THE EXERCISE:
Your task is to copy the listing exactly. Drop any pictures from the copy.

DATASET EXCERPTS:
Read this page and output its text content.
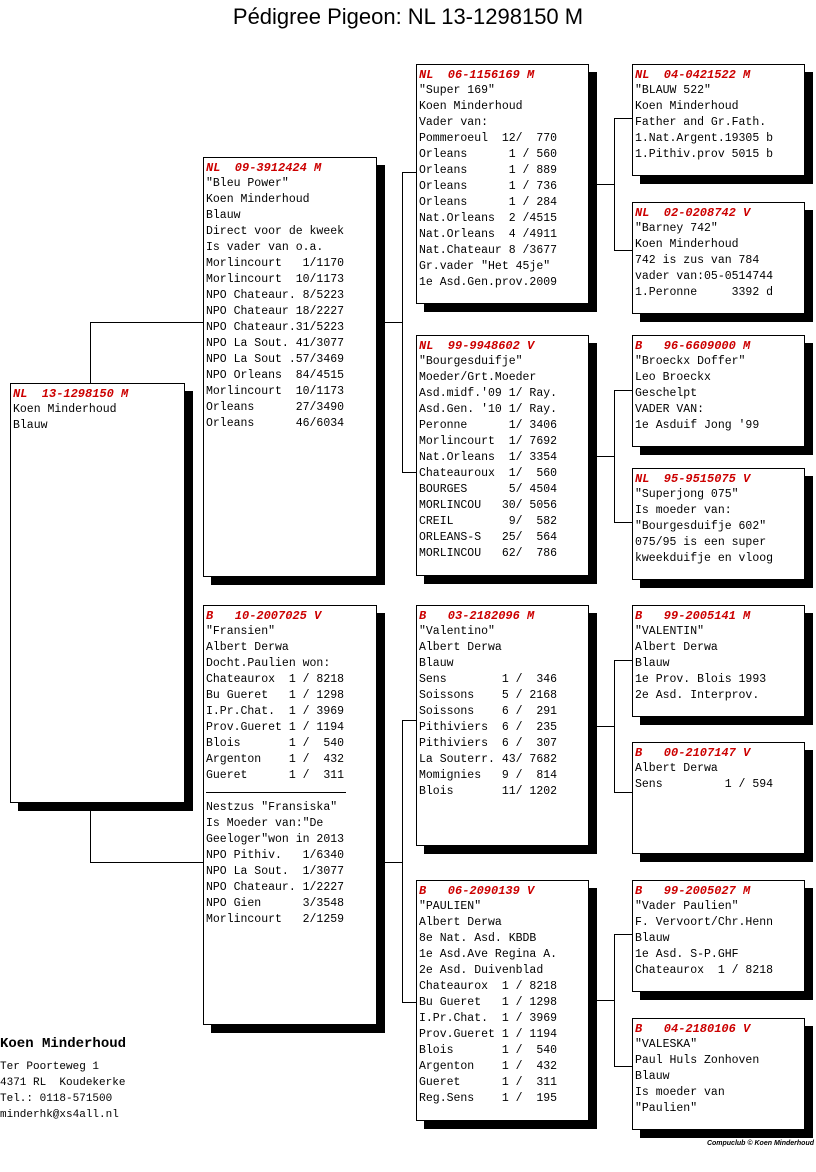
Pédigree Pigeon: NL 13-1298150 M
NL  13-1298150 M
Koen Minderhoud
Blauw
NL  09-3912424 M
"Bleu Power"
Koen Minderhoud
Blauw
Direct voor de kweek
Is vader van o.a.
Morlincourt   1/1170
Morlincourt  10/1173
NPO Chateaur. 8/5223
NPO Chateaur 18/2227
NPO Chateaur.31/5223
NPO La Sout. 41/3077
NPO La Sout .57/3469
NPO Orleans  84/4515
Morlincourt  10/1173
Orleans      27/3490
Orleans      46/6034
B   10-2007025 V
"Fransien"
Albert Derwa
Docht.Paulien won:
Chateaurox  1 / 8218
Bu Gueret   1 / 1298
I.Pr.Chat.  1 / 3969
Prov.Gueret 1 / 1194
Blois       1 /  540
Argenton    1 /  432
Gueret      1 /  311
Nestzus "Fransiska"
Is Moeder van:"De
Geeloger"won in 2013
NPO Pithiv.   1/6340
NPO La Sout.  1/3077
NPO Chateaur. 1/2227
NPO Gien      3/3548
Morlincourt   2/1259
NL  06-1156169 M
"Super 169"
Koen Minderhoud
Vader van:
Pommeroeul  12/  770
Orleans      1 / 560
Orleans      1 / 889
Orleans      1 / 736
Orleans      1 / 284
Nat.Orleans  2 /4515
Nat.Orleans  4 /4911
Nat.Chateaur 8 /3677
Gr.vader "Het 45je"
1e Asd.Gen.prov.2009
NL  99-9948602 V
"Bourgesduifje"
Moeder/Grt.Moeder
Asd.midf.'09 1/ Ray.
Asd.Gen. '10 1/ Ray.
Peronne      1/ 3406
Morlincourt  1/ 7692
Nat.Orleans  1/ 3354
Chateauroux  1/  560
BOURGES      5/ 4504
MORLINCOU   30/ 5056
CREIL        9/  582
ORLEANS-S   25/  564
MORLINCOU   62/  786
B   03-2182096 M
"Valentino"
Albert Derwa
Blauw
Sens        1 /  346
Soissons    5 / 2168
Soissons    6 /  291
Pithiviers  6 /  235
Pithiviers  6 /  307
La Souterr. 43/ 7682
Momignies   9 /  814
Blois       11/ 1202
B   06-2090139 V
"PAULIEN"
Albert Derwa
8e Nat. Asd. KBDB
1e Asd.Ave Regina A.
2e Asd. Duivenblad
Chateaurox  1 / 8218
Bu Gueret   1 / 1298
I.Pr.Chat.  1 / 3969
Prov.Gueret 1 / 1194
Blois       1 /  540
Argenton    1 /  432
Gueret      1 /  311
Reg.Sens    1 /  195
NL  04-0421522 M
"BLAUW 522"
Koen Minderhoud
Father and Gr.Fath.
1.Nat.Argent.19305 b
1.Pithiv.prov 5015 b
NL  02-0208742 V
"Barney 742"
Koen Minderhoud
742 is zus van 784
vader van:05-0514744
1.Peronne     3392 d
B   96-6609000 M
"Broeckx Doffer"
Leo Broeckx
Geschelpt
VADER VAN:
1e Asduif Jong '99
NL  95-9515075 V
"Superjong 075"
Is moeder van:
"Bourgesduifje 602"
075/95 is een super
kweekduifje en vloog
B   99-2005141 M
"VALENTIN"
Albert Derwa
Blauw
1e Prov. Blois 1993
2e Asd. Interprov.
B   00-2107147 V
Albert Derwa
Sens         1 / 594
B   99-2005027 M
"Vader Paulien"
F. Vervoort/Chr.Henn
Blauw
1e Asd. S-P.GHF
Chateaurox  1 / 8218
B   04-2180106 V
"VALESKA"
Paul Huls Zonhoven
Blauw
Is moeder van
"Paulien"
Koen Minderhoud
Ter Poorteweg 1
4371 RL  Koudekerke
Tel.: 0118-571500
minderhk@xs4all.nl
Compuclub © Koen Minderhoud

TASK SOLUTION:
Read this page and output its text content.
Pédigree Pigeon: NL 13-1298150 M
NL  13-1298150 M
Koen Minderhoud
Blauw
NL  09-3912424 M
"Bleu Power"
Koen Minderhoud
Blauw
Direct voor de kweek
Is vader van o.a.
Morlincourt   1/1170
Morlincourt  10/1173
NPO Chateaur. 8/5223
NPO Chateaur 18/2227
NPO Chateaur.31/5223
NPO La Sout. 41/3077
NPO La Sout .57/3469
NPO Orleans  84/4515
Morlincourt  10/1173
Orleans      27/3490
Orleans      46/6034
B   10-2007025 V
"Fransien"
Albert Derwa
Docht.Paulien won:
Chateaurox  1 / 8218
Bu Gueret   1 / 1298
I.Pr.Chat.  1 / 3969
Prov.Gueret 1 / 1194
Blois       1 /  540
Argenton    1 /  432
Gueret      1 /  311
Nestzus "Fransiska"
Is Moeder van:"De
Geeloger"won in 2013
NPO Pithiv.   1/6340
NPO La Sout.  1/3077
NPO Chateaur. 1/2227
NPO Gien      3/3548
Morlincourt   2/1259
NL  06-1156169 M
"Super 169"
Koen Minderhoud
Vader van:
Pommeroeul  12/  770
Orleans      1 / 560
Orleans      1 / 889
Orleans      1 / 736
Orleans      1 / 284
Nat.Orleans  2 /4515
Nat.Orleans  4 /4911
Nat.Chateaur 8 /3677
Gr.vader "Het 45je"
1e Asd.Gen.prov.2009
NL  99-9948602 V
"Bourgesduifje"
Moeder/Grt.Moeder
Asd.midf.'09 1/ Ray.
Asd.Gen. '10 1/ Ray.
Peronne      1/ 3406
Morlincourt  1/ 7692
Nat.Orleans  1/ 3354
Chateauroux  1/  560
BOURGES      5/ 4504
MORLINCOU   30/ 5056
CREIL        9/  582
ORLEANS-S   25/  564
MORLINCOU   62/  786
B   03-2182096 M
"Valentino"
Albert Derwa
Blauw
Sens        1 /  346
Soissons    5 / 2168
Soissons    6 /  291
Pithiviers  6 /  235
Pithiviers  6 /  307
La Souterr. 43/ 7682
Momignies   9 /  814
Blois       11/ 1202
B   06-2090139 V
"PAULIEN"
Albert Derwa
8e Nat. Asd. KBDB
1e Asd.Ave Regina A.
2e Asd. Duivenblad
Chateaurox  1 / 8218
Bu Gueret   1 / 1298
I.Pr.Chat.  1 / 3969
Prov.Gueret 1 / 1194
Blois       1 /  540
Argenton    1 /  432
Gueret      1 /  311
Reg.Sens    1 /  195
NL  04-0421522 M
"BLAUW 522"
Koen Minderhoud
Father and Gr.Fath.
1.Nat.Argent.19305 b
1.Pithiv.prov 5015 b
NL  02-0208742 V
"Barney 742"
Koen Minderhoud
742 is zus van 784
vader van:05-0514744
1.Peronne     3392 d
B   96-6609000 M
"Broeckx Doffer"
Leo Broeckx
Geschelpt
VADER VAN:
1e Asduif Jong '99
NL  95-9515075 V
"Superjong 075"
Is moeder van:
"Bourgesduifje 602"
075/95 is een super
kweekduifje en vloog
B   99-2005141 M
"VALENTIN"
Albert Derwa
Blauw
1e Prov. Blois 1993
2e Asd. Interprov.
B   00-2107147 V
Albert Derwa
Sens         1 / 594
B   99-2005027 M
"Vader Paulien"
F. Vervoort/Chr.Henn
Blauw
1e Asd. S-P.GHF
Chateaurox  1 / 8218
B   04-2180106 V
"VALESKA"
Paul Huls Zonhoven
Blauw
Is moeder van
"Paulien"
Koen Minderhoud
Ter Poorteweg 1
4371 RL  Koudekerke
Tel.: 0118-571500
minderhk@xs4all.nl
Compuclub © Koen Minderhoud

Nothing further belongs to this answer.